→ **The request**
Return each line of the material verbatim.

━━━━

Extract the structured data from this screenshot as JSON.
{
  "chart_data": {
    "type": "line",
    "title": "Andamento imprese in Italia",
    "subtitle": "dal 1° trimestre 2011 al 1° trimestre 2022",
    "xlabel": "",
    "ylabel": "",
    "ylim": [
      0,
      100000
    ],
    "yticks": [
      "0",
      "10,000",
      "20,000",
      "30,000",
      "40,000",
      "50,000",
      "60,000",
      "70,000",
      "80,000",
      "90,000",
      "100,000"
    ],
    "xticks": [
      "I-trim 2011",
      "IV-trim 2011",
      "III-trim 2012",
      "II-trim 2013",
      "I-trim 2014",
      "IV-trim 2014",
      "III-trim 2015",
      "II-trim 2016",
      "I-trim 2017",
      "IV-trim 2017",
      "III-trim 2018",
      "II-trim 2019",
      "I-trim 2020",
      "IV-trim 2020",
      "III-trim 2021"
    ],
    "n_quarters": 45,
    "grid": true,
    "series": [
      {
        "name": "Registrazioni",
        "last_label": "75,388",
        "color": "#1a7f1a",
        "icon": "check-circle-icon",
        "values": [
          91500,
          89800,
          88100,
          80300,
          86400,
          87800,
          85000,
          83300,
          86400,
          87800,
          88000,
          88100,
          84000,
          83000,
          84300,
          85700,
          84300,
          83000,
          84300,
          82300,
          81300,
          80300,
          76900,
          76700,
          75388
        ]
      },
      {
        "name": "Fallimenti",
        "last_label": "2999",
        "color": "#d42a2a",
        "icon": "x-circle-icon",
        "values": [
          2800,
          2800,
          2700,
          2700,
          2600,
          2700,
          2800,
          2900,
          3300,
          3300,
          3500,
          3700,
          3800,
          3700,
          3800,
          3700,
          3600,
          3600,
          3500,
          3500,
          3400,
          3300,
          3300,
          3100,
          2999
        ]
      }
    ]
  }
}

━━━━

→ **Correct result**
Extract the structured data from this screenshot as JSON.
{
  "chart_data": {
    "type": "line",
    "title": "Andamento imprese in Italia",
    "subtitle": "dal 1° trimestre 2011 al 1° trimestre 2022",
    "xlabel": "",
    "ylabel": "",
    "ylim": [
      0,
      100000
    ],
    "yticks": [
      "0",
      "10,000",
      "20,000",
      "30,000",
      "40,000",
      "50,000",
      "60,000",
      "70,000",
      "80,000",
      "90,000",
      "100,000"
    ],
    "xticks": [
      "I-trim 2011",
      "IV-trim 2011",
      "III-trim 2012",
      "II-trim 2013",
      "I-trim 2014",
      "IV-trim 2014",
      "III-trim 2015",
      "II-trim 2016",
      "I-trim 2017",
      "IV-trim 2017",
      "III-trim 2018",
      "II-trim 2019",
      "I-trim 2020",
      "IV-trim 2020",
      "III-trim 2021"
    ],
    "n_quarters": 45,
    "grid": true,
    "series": [
      {
        "name": "Registrazioni",
        "last_label": "75,388",
        "color": "#1a7f1a",
        "icon": "check-circle-icon",
        "values": [
          91500,
          89800,
          88100,
          80300,
          86400,
          87800,
          85000,
          83300,
          86400,
          87800,
          88000,
          88100,
          84000,
          83000,
          84300,
          85700,
          84300,
          83000,
          84300,
          82300,
          81300,
          80300,
          76900,
          76700,
          75388
        ]
      },
      {
        "name": "Fallimenti",
        "last_label": "2999",
        "color": "#d42a2a",
        "icon": "x-circle-icon",
        "values": [
          2800,
          2800,
          2700,
          2700,
          2600,
          2700,
          2800,
          2900,
          3300,
          3300,
          3500,
          3700,
          3800,
          3700,
          3800,
          3700,
          3600,
          3600,
          3500,
          3500,
          3400,
          3300,
          3300,
          3100,
          2999
        ]
      }
    ]
  }
}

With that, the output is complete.